CHALLENGE:
Identify each line below containing the string "JSON" and copy it.

SOURCE MATERIAL:
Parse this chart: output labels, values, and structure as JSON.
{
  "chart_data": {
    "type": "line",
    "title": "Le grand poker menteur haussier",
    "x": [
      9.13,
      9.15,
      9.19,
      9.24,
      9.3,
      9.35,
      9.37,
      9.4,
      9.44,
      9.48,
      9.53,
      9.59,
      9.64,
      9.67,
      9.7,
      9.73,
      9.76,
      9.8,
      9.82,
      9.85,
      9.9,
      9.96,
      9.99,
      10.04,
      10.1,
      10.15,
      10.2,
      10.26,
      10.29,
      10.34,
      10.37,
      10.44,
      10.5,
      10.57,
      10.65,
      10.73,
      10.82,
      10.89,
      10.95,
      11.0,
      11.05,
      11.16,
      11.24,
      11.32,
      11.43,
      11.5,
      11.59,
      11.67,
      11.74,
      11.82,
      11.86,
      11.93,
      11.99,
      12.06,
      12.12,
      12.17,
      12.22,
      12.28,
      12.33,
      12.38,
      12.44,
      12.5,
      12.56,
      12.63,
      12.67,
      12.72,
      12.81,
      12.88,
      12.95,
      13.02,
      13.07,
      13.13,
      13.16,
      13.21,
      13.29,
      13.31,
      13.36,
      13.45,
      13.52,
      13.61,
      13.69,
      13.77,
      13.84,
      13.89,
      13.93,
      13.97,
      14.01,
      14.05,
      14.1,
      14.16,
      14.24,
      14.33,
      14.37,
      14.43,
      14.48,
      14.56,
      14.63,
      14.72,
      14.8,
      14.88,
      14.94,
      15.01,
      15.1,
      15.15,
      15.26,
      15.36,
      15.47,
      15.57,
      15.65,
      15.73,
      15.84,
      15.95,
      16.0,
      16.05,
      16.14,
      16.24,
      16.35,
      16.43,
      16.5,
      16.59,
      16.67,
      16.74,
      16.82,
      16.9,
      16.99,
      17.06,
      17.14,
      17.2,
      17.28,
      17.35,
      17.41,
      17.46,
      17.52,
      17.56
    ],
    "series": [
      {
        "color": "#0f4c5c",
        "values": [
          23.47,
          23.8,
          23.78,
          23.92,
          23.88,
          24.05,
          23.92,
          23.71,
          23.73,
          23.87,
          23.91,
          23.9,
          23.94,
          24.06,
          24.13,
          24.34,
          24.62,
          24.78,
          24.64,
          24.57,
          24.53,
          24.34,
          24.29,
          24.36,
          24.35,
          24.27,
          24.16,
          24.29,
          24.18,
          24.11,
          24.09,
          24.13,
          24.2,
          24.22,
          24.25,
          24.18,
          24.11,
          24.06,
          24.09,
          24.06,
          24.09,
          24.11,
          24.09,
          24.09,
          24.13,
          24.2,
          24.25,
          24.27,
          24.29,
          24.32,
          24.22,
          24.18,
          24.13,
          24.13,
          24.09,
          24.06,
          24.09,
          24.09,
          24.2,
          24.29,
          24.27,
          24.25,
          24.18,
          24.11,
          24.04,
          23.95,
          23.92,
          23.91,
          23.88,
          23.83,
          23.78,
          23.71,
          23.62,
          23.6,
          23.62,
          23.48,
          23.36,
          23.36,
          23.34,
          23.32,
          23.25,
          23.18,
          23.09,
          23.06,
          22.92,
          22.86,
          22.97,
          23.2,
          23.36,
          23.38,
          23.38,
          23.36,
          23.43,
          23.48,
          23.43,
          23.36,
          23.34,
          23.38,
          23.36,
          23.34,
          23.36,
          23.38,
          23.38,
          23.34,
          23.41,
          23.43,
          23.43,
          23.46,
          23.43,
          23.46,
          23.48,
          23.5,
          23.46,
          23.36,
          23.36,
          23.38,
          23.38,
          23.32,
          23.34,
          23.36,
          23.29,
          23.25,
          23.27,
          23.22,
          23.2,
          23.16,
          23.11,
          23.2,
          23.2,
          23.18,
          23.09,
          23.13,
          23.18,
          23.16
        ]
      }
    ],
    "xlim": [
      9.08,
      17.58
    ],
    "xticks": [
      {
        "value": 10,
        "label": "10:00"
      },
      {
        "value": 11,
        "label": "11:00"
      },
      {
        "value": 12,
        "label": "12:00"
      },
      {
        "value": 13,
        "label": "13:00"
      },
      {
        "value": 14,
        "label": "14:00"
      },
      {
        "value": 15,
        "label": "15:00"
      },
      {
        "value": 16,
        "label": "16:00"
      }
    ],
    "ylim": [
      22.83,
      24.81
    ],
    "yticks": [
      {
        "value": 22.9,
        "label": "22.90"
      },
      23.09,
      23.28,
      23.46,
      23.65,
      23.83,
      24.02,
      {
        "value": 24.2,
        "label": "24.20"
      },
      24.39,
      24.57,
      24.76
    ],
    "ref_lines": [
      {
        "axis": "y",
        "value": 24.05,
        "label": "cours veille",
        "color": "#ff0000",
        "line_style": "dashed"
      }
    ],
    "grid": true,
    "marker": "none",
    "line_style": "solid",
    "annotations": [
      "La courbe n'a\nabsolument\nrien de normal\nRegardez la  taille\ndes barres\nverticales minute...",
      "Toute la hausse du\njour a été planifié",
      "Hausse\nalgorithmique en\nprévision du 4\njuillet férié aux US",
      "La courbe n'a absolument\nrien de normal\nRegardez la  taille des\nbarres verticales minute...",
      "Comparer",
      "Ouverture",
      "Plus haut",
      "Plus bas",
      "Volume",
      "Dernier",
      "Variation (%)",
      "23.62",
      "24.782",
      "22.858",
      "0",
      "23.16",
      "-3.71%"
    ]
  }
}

==

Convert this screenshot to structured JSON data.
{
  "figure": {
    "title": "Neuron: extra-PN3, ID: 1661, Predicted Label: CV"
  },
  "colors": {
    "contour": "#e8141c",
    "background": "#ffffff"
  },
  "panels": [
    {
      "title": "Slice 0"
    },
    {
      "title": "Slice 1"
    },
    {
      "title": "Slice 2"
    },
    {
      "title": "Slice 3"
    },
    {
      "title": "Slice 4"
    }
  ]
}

---

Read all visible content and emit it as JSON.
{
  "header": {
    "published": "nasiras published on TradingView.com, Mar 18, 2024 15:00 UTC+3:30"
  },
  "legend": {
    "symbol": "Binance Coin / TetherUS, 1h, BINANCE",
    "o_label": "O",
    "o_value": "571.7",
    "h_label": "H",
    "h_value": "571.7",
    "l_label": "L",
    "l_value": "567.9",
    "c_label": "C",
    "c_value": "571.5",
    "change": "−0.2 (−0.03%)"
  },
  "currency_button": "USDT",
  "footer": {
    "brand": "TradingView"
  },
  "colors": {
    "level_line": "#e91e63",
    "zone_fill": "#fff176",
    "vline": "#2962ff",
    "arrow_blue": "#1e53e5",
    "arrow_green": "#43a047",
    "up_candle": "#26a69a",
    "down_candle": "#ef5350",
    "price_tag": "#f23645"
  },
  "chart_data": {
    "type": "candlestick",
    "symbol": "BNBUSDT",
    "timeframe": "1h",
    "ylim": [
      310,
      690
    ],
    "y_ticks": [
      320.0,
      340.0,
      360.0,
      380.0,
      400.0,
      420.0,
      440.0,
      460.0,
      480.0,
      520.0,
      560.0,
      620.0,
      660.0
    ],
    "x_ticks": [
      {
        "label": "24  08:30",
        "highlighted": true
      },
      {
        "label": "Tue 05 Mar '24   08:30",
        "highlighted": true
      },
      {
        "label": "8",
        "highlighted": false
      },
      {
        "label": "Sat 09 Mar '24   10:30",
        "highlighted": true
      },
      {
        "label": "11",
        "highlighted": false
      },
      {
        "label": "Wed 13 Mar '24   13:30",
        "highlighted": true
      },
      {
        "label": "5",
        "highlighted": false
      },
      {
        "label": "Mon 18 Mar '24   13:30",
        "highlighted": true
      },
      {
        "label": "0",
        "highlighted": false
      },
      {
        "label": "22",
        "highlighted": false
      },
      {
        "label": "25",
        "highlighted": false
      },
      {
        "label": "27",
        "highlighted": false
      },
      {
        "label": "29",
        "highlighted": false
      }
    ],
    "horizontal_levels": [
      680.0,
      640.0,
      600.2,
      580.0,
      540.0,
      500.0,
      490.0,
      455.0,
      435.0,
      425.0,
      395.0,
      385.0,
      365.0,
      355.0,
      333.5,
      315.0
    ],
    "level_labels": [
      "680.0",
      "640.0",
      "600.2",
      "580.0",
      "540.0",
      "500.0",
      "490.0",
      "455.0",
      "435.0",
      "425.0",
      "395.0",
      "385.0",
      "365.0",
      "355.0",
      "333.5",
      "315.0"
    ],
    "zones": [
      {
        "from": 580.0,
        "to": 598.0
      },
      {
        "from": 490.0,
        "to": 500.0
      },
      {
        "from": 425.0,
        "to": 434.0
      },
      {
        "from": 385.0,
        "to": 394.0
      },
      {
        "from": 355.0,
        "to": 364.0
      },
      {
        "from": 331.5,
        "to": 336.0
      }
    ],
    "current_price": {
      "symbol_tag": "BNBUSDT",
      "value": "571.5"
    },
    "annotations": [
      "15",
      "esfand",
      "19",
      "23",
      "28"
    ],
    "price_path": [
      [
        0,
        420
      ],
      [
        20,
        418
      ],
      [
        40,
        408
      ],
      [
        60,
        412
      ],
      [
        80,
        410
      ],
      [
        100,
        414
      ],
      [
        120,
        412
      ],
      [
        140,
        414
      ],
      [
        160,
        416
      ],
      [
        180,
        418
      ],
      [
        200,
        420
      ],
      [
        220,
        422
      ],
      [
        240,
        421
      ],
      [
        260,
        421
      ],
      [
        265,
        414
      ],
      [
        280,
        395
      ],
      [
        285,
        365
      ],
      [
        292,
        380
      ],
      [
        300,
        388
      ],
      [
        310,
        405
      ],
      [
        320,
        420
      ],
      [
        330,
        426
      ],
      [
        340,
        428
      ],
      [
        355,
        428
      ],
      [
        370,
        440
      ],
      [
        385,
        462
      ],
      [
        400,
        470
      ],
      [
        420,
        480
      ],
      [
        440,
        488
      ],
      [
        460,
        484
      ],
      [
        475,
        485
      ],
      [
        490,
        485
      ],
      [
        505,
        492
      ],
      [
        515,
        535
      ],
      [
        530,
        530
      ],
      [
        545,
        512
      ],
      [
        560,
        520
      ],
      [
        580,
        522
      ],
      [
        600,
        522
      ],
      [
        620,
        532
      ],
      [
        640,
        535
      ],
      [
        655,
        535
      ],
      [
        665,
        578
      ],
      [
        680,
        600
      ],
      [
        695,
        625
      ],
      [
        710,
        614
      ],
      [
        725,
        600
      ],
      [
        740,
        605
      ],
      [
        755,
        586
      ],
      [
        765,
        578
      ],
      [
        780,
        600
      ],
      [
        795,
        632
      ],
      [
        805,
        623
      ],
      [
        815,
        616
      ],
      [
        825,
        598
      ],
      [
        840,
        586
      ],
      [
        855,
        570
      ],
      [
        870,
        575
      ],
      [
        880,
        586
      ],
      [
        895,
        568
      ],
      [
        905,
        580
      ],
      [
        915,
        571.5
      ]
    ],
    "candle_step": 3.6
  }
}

RESULT:
Parse this chart: output labels, values, and structure as JSON.
Convert this screenshot to structured JSON data.
Read all visible content and emit it as JSON.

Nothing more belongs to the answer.